## Raw data
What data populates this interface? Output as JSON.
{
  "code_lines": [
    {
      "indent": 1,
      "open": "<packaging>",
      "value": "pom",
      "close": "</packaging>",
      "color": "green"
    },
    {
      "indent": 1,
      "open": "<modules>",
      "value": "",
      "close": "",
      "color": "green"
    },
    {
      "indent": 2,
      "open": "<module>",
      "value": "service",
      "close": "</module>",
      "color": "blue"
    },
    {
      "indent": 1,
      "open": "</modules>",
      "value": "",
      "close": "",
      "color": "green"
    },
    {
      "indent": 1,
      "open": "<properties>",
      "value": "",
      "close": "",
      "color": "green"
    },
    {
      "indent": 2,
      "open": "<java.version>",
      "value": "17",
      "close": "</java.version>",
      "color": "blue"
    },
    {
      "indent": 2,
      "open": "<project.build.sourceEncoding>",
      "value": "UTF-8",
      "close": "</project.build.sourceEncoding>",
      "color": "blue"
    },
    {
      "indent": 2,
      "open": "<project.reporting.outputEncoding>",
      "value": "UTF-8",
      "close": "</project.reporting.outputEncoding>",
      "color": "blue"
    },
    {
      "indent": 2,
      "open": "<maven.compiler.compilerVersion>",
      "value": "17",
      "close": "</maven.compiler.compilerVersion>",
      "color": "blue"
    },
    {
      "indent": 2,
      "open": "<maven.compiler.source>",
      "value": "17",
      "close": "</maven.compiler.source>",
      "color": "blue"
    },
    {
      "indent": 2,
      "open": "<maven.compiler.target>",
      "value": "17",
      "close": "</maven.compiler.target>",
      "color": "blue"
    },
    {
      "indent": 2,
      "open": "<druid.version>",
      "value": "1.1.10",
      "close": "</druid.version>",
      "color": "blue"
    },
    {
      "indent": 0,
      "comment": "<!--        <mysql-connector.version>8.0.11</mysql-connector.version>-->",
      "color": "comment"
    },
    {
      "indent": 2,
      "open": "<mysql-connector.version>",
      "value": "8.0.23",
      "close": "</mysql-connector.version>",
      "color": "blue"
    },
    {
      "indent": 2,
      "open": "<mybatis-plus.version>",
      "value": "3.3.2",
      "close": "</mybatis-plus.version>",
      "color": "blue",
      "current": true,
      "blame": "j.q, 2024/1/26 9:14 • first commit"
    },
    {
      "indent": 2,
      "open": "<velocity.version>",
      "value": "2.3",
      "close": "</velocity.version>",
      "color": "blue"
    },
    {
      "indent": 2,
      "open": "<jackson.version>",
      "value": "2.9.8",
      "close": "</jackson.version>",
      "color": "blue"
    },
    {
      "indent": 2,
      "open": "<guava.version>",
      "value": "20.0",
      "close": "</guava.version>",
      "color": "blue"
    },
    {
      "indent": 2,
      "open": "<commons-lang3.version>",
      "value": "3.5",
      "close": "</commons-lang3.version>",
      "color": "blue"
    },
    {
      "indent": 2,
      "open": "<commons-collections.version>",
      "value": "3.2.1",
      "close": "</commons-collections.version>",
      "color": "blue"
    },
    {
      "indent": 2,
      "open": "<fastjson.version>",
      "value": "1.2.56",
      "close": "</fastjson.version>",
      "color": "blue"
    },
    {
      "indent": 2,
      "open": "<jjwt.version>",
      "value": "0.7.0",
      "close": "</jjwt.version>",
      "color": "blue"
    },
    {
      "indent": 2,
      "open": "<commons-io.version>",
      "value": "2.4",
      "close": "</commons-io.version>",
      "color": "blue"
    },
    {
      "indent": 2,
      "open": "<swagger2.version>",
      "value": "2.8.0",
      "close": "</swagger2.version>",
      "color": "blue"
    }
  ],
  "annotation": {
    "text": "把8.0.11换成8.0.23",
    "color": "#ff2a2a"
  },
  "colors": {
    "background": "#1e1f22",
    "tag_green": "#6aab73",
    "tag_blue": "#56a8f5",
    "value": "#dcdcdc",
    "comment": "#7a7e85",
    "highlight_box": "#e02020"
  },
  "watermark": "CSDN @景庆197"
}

--

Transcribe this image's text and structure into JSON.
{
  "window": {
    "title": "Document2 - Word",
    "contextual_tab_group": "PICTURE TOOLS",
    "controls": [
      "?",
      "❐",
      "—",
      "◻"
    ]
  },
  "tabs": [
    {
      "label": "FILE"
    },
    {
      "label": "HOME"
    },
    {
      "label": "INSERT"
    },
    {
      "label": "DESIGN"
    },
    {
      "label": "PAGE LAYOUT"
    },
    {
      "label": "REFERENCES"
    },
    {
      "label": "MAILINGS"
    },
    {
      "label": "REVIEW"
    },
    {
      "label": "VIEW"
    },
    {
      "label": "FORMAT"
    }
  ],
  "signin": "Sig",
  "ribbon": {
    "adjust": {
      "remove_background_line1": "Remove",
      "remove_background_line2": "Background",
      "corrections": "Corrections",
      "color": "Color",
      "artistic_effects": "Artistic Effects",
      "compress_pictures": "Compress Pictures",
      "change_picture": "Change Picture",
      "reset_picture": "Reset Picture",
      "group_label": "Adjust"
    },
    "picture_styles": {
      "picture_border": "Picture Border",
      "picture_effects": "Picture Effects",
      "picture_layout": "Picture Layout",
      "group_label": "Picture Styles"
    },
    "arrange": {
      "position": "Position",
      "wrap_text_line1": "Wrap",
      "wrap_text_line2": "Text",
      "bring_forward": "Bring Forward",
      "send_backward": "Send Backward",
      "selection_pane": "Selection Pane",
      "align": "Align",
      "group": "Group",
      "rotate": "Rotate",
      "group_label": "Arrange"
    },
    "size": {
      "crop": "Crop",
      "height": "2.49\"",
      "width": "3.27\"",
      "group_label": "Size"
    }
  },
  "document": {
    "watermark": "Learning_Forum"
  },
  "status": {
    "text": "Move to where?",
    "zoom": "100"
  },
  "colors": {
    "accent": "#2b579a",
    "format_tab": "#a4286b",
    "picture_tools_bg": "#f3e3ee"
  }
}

==

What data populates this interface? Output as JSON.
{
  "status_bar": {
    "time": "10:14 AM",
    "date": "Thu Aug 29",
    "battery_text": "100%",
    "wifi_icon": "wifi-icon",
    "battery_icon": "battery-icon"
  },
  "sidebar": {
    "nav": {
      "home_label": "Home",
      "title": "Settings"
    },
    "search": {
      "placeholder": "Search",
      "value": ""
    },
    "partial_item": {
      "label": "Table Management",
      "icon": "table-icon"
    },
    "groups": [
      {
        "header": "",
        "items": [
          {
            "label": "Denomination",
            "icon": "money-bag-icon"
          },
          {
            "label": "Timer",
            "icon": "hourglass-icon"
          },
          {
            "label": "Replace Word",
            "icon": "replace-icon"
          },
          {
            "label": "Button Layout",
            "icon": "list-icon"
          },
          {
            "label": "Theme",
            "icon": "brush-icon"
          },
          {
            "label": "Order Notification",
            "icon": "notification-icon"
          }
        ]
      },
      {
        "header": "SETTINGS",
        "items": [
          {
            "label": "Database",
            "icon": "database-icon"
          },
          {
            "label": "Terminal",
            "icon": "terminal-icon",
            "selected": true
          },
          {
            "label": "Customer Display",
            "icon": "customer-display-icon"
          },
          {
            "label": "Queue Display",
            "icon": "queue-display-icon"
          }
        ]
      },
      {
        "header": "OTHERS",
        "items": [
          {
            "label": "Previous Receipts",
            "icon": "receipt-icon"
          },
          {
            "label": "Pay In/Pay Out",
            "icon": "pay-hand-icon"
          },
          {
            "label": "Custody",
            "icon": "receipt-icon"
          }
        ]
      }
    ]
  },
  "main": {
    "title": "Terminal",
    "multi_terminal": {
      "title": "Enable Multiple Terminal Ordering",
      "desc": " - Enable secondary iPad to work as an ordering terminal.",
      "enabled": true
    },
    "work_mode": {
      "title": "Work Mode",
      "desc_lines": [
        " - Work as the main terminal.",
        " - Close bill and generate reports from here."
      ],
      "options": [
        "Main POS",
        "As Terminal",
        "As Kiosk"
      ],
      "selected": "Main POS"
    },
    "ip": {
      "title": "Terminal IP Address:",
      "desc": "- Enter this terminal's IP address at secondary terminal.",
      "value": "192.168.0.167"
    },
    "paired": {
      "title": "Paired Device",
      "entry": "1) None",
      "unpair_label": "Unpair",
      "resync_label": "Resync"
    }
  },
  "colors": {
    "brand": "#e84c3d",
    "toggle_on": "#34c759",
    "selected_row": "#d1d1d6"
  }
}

## Exercise prompt
Copy each line of the records containing the string "header".

## Result for this task
        "header": "",
        "header": "SETTINGS",
        "header": "OTHERS",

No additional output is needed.